_What you are asked to do_
Go through the listing and copy each line with the string "проходящая".

Dataset excerpt:
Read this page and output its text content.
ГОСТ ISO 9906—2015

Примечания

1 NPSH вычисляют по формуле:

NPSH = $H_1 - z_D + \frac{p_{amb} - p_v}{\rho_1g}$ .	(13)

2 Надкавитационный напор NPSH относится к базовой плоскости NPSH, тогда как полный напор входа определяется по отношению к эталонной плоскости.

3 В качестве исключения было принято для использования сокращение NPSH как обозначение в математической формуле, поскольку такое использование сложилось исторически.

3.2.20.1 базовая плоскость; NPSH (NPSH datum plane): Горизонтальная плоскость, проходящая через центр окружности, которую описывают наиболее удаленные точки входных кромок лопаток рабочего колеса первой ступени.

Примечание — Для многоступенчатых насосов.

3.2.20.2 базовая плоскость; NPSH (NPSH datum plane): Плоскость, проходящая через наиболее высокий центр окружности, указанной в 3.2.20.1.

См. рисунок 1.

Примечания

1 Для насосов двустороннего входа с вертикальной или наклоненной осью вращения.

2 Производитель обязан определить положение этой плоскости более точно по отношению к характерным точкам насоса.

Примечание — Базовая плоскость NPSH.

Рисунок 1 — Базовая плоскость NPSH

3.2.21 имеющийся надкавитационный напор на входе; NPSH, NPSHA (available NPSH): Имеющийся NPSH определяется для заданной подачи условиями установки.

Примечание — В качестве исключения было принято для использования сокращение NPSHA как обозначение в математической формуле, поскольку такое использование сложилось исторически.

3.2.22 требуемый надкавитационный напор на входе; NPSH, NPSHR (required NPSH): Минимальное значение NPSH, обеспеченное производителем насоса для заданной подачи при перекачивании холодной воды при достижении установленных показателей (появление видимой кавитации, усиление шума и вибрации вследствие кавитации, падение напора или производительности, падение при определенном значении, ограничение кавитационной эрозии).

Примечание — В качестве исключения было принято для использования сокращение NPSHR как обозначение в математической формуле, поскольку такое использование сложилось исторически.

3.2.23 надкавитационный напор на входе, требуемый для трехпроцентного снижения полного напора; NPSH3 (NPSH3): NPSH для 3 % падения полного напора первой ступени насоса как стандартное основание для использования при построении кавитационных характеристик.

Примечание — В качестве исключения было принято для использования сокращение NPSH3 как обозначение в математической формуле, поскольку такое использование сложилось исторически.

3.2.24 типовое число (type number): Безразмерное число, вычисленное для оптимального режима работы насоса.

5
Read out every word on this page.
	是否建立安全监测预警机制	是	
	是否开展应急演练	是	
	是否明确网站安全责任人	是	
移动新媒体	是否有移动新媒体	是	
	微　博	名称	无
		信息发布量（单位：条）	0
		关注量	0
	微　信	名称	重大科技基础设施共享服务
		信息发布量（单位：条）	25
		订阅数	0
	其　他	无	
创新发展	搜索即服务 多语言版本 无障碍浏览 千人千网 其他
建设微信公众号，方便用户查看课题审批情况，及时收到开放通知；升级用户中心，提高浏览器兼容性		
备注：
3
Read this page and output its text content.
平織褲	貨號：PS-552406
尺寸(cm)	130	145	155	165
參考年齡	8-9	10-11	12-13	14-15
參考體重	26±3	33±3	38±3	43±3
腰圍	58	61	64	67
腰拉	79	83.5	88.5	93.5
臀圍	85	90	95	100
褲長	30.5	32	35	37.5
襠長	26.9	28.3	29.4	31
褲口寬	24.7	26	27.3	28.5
...
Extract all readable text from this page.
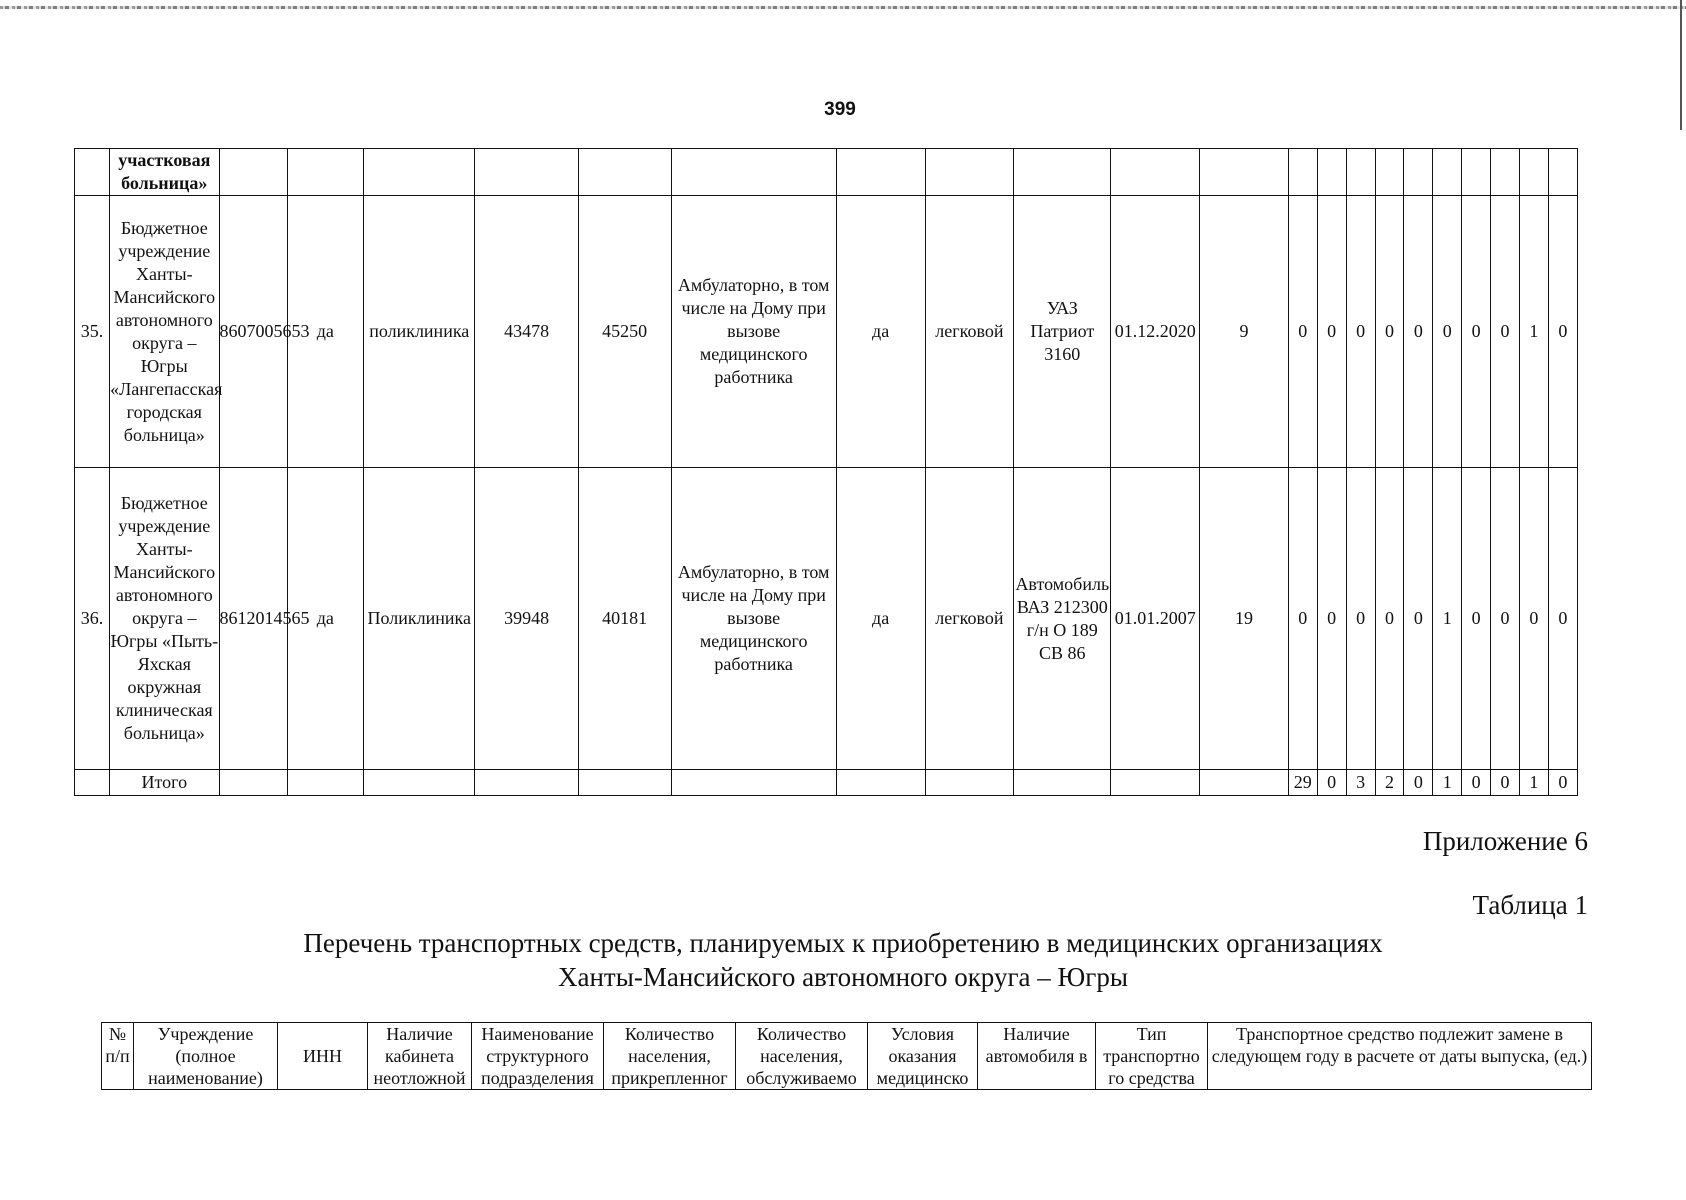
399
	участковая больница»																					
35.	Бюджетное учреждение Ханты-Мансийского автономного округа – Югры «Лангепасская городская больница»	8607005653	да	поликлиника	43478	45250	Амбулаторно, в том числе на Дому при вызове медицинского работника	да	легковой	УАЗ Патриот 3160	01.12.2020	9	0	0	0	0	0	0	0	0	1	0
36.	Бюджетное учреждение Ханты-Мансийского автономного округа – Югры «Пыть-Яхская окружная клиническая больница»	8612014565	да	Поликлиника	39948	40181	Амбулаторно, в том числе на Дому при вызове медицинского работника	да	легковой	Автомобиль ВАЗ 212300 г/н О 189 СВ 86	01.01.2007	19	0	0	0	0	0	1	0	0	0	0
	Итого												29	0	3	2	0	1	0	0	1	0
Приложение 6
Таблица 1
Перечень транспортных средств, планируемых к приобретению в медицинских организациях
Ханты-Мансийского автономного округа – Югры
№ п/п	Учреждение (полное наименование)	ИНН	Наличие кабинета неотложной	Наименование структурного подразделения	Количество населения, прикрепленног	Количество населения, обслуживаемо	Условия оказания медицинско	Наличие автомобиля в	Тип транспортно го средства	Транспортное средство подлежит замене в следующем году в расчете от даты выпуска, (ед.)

_Answer to the task_
3.2.20.1 базовая плоскость; NPSH (NPSH datum plane): Горизонтальная плоскость, проходящая через центр окружности, которую описывают наиболее удаленные точки входных кромок лопаток рабочего колеса первой ступени.
3.2.20.2 базовая плоскость; NPSH (NPSH datum plane): Плоскость, проходящая через наиболее высокий центр окружности, указанной в 3.2.20.1.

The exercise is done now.